Exercise: Go through the records below line by line, counting those that contain the word "Arcseconds"; answer with the count only.

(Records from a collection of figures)
================
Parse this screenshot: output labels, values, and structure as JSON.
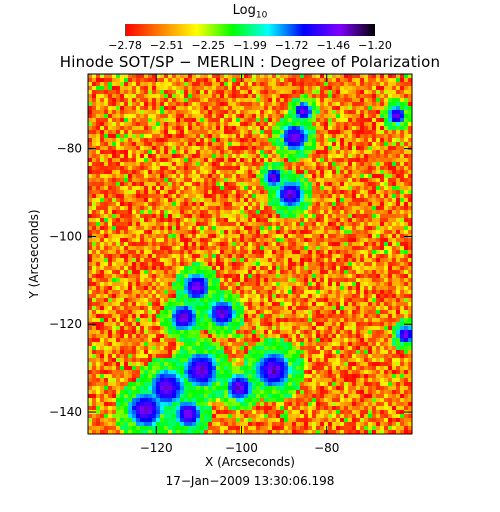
{
  "colorbar": {
    "title_main": "Log",
    "title_sub": "10",
    "tick_labels": [
      "−2.78",
      "−2.51",
      "−2.25",
      "−1.99",
      "−1.72",
      "−1.46",
      "−1.20"
    ],
    "colors": [
      "#ff0000",
      "#ff8000",
      "#ffff00",
      "#00ff00",
      "#00ffff",
      "#0000ff",
      "#8000ff",
      "#000000"
    ]
  },
  "chart_data": {
    "type": "heatmap",
    "title": "Hinode SOT/SP − MERLIN : Degree of Polarization",
    "xlabel": "X (Arcseconds)",
    "ylabel": "Y (Arcseconds)",
    "xlim": [
      -136,
      -60
    ],
    "ylim": [
      -145,
      -63
    ],
    "xticks": [
      -120,
      -100,
      -80
    ],
    "yticks": [
      -80,
      -100,
      -120,
      -140
    ],
    "xtick_labels": [
      "−120",
      "−100",
      "−80"
    ],
    "ytick_labels": [
      "−80",
      "−100",
      "−120",
      "−140"
    ],
    "value_range": [
      -2.78,
      -1.2
    ],
    "value_scale": "log10",
    "grid": false
  },
  "timestamp": "17−Jan−2009 13:30:06.198"
}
================
Expected answer: 2